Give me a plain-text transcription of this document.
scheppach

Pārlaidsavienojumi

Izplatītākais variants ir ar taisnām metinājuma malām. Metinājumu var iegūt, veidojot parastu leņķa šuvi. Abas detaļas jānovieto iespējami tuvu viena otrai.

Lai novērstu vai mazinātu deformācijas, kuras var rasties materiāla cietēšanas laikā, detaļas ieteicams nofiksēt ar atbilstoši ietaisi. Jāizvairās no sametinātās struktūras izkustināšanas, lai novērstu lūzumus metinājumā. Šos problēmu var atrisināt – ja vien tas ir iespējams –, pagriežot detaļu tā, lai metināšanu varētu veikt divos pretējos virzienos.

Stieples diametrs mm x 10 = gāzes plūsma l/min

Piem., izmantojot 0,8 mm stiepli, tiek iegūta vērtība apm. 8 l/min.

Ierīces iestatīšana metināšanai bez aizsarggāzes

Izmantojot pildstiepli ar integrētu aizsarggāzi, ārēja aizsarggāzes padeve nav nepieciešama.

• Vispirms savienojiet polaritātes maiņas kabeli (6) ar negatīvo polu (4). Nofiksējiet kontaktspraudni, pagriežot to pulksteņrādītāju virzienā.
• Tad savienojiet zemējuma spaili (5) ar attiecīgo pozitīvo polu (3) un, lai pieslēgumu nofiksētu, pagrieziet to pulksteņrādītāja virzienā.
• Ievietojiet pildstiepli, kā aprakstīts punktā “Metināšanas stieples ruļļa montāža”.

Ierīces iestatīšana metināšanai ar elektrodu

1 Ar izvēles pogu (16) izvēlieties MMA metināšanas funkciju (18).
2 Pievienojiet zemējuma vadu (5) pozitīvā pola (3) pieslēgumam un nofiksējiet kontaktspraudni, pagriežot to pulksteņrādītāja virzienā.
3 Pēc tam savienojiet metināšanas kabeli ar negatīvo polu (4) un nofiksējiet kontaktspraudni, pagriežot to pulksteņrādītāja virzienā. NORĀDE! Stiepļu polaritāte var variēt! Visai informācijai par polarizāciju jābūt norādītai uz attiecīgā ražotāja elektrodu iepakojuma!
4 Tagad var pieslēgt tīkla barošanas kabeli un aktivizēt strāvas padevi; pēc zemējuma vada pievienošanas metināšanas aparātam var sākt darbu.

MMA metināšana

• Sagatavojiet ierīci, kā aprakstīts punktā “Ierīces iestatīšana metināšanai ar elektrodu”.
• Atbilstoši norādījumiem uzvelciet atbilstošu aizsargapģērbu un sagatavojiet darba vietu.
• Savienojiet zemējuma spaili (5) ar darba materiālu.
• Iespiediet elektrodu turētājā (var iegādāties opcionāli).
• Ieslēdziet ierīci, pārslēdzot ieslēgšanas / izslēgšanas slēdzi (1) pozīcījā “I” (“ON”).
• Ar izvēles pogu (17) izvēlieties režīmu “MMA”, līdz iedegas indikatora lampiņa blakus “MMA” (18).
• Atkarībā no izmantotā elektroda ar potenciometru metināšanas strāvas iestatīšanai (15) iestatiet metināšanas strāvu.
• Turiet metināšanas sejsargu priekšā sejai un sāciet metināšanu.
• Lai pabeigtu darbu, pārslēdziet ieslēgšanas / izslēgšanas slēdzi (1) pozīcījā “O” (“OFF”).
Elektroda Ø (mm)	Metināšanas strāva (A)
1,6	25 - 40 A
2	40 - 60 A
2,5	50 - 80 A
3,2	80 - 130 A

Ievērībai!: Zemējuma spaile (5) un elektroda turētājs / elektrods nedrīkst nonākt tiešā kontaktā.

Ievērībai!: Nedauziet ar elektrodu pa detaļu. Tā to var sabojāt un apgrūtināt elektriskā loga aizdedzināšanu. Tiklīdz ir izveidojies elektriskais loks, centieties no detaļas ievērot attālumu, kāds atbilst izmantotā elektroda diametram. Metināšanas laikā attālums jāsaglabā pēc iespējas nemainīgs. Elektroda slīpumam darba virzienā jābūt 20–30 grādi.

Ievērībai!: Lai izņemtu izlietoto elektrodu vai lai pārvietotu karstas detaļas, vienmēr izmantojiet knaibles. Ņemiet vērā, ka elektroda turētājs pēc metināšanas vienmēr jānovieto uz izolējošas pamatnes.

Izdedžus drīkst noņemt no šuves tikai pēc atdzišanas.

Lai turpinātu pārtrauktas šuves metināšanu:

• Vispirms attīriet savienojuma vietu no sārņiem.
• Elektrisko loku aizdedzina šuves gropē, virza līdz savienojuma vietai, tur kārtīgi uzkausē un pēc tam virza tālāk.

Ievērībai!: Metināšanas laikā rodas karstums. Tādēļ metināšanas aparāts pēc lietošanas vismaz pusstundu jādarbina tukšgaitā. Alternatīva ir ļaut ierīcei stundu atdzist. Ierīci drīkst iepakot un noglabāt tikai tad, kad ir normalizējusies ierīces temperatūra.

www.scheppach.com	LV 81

☆ ☆ ☆ ☆ ☆ ☆ ☆

Written problem: Copy each line of the data above without altering a single character.

Result:
Give me a plain-text transcription of this document.
scheppach

Pārlaidsavienojumi

Izplatītākais variants ir ar taisnām metinājuma malām. Metinājumu var iegūt, veidojot parastu leņķa šuvi. Abas detaļas jānovieto iespējami tuvu viena otrai.

Lai novērstu vai mazinātu deformācijas, kuras var rasties materiāla cietēšanas laikā, detaļas ieteicams nofiksēt ar atbilstoši ietaisi. Jāizvairās no sametinātās struktūras izkustināšanas, lai novērstu lūzumus metinājumā. Šos problēmu var atrisināt – ja vien tas ir iespējams –, pagriežot detaļu tā, lai metināšanu varētu veikt divos pretējos virzienos.

Stieples diametrs mm x 10 = gāzes plūsma l/min

Piem., izmantojot 0,8 mm stiepli, tiek iegūta vērtība apm. 8 l/min.

Ierīces iestatīšana metināšanai bez aizsarggāzes

Izmantojot pildstiepli ar integrētu aizsarggāzi, ārēja aizsarggāzes padeve nav nepieciešama.

• Vispirms savienojiet polaritātes maiņas kabeli (6) ar negatīvo polu (4). Nofiksējiet kontaktspraudni, pagriežot to pulksteņrādītāju virzienā.
• Tad savienojiet zemējuma spaili (5) ar attiecīgo pozitīvo polu (3) un, lai pieslēgumu nofiksētu, pagrieziet to pulksteņrādītāja virzienā.
• Ievietojiet pildstiepli, kā aprakstīts punktā “Metināšanas stieples ruļļa montāža”.

Ierīces iestatīšana metināšanai ar elektrodu

1 Ar izvēles pogu (16) izvēlieties MMA metināšanas funkciju (18).
2 Pievienojiet zemējuma vadu (5) pozitīvā pola (3) pieslēgumam un nofiksējiet kontaktspraudni, pagriežot to pulksteņrādītāja virzienā.
3 Pēc tam savienojiet metināšanas kabeli ar negatīvo polu (4) un nofiksējiet kontaktspraudni, pagriežot to pulksteņrādītāja virzienā. NORĀDE! Stiepļu polaritāte var variēt! Visai informācijai par polarizāciju jābūt norādītai uz attiecīgā ražotāja elektrodu iepakojuma!
4 Tagad var pieslēgt tīkla barošanas kabeli un aktivizēt strāvas padevi; pēc zemējuma vada pievienošanas metināšanas aparātam var sākt darbu.

MMA metināšana

• Sagatavojiet ierīci, kā aprakstīts punktā “Ierīces iestatīšana metināšanai ar elektrodu”.
• Atbilstoši norādījumiem uzvelciet atbilstošu aizsargapģērbu un sagatavojiet darba vietu.
• Savienojiet zemējuma spaili (5) ar darba materiālu.
• Iespiediet elektrodu turētājā (var iegādāties opcionāli).
• Ieslēdziet ierīci, pārslēdzot ieslēgšanas / izslēgšanas slēdzi (1) pozīcījā “I” (“ON”).
• Ar izvēles pogu (17) izvēlieties režīmu “MMA”, līdz iedegas indikatora lampiņa blakus “MMA” (18).
• Atkarībā no izmantotā elektroda ar potenciometru metināšanas strāvas iestatīšanai (15) iestatiet metināšanas strāvu.
• Turiet metināšanas sejsargu priekšā sejai un sāciet metināšanu.
• Lai pabeigtu darbu, pārslēdziet ieslēgšanas / izslēgšanas slēdzi (1) pozīcījā “O” (“OFF”).
Elektroda Ø (mm)	Metināšanas strāva (A)
1,6	25 - 40 A
2	40 - 60 A
2,5	50 - 80 A
3,2	80 - 130 A

Ievērībai!: Zemējuma spaile (5) un elektroda turētājs / elektrods nedrīkst nonākt tiešā kontaktā.

Ievērībai!: Nedauziet ar elektrodu pa detaļu. Tā to var sabojāt un apgrūtināt elektriskā loga aizdedzināšanu. Tiklīdz ir izveidojies elektriskais loks, centieties no detaļas ievērot attālumu, kāds atbilst izmantotā elektroda diametram. Metināšanas laikā attālums jāsaglabā pēc iespējas nemainīgs. Elektroda slīpumam darba virzienā jābūt 20–30 grādi.

Ievērībai!: Lai izņemtu izlietoto elektrodu vai lai pārvietotu karstas detaļas, vienmēr izmantojiet knaibles. Ņemiet vērā, ka elektroda turētājs pēc metināšanas vienmēr jānovieto uz izolējošas pamatnes.

Izdedžus drīkst noņemt no šuves tikai pēc atdzišanas.

Lai turpinātu pārtrauktas šuves metināšanu:

• Vispirms attīriet savienojuma vietu no sārņiem.
• Elektrisko loku aizdedzina šuves gropē, virza līdz savienojuma vietai, tur kārtīgi uzkausē un pēc tam virza tālāk.

Ievērībai!: Metināšanas laikā rodas karstums. Tādēļ metināšanas aparāts pēc lietošanas vismaz pusstundu jādarbina tukšgaitā. Alternatīva ir ļaut ierīcei stundu atdzist. Ierīci drīkst iepakot un noglabāt tikai tad, kad ir normalizējusies ierīces temperatūra.

www.scheppach.com	LV 81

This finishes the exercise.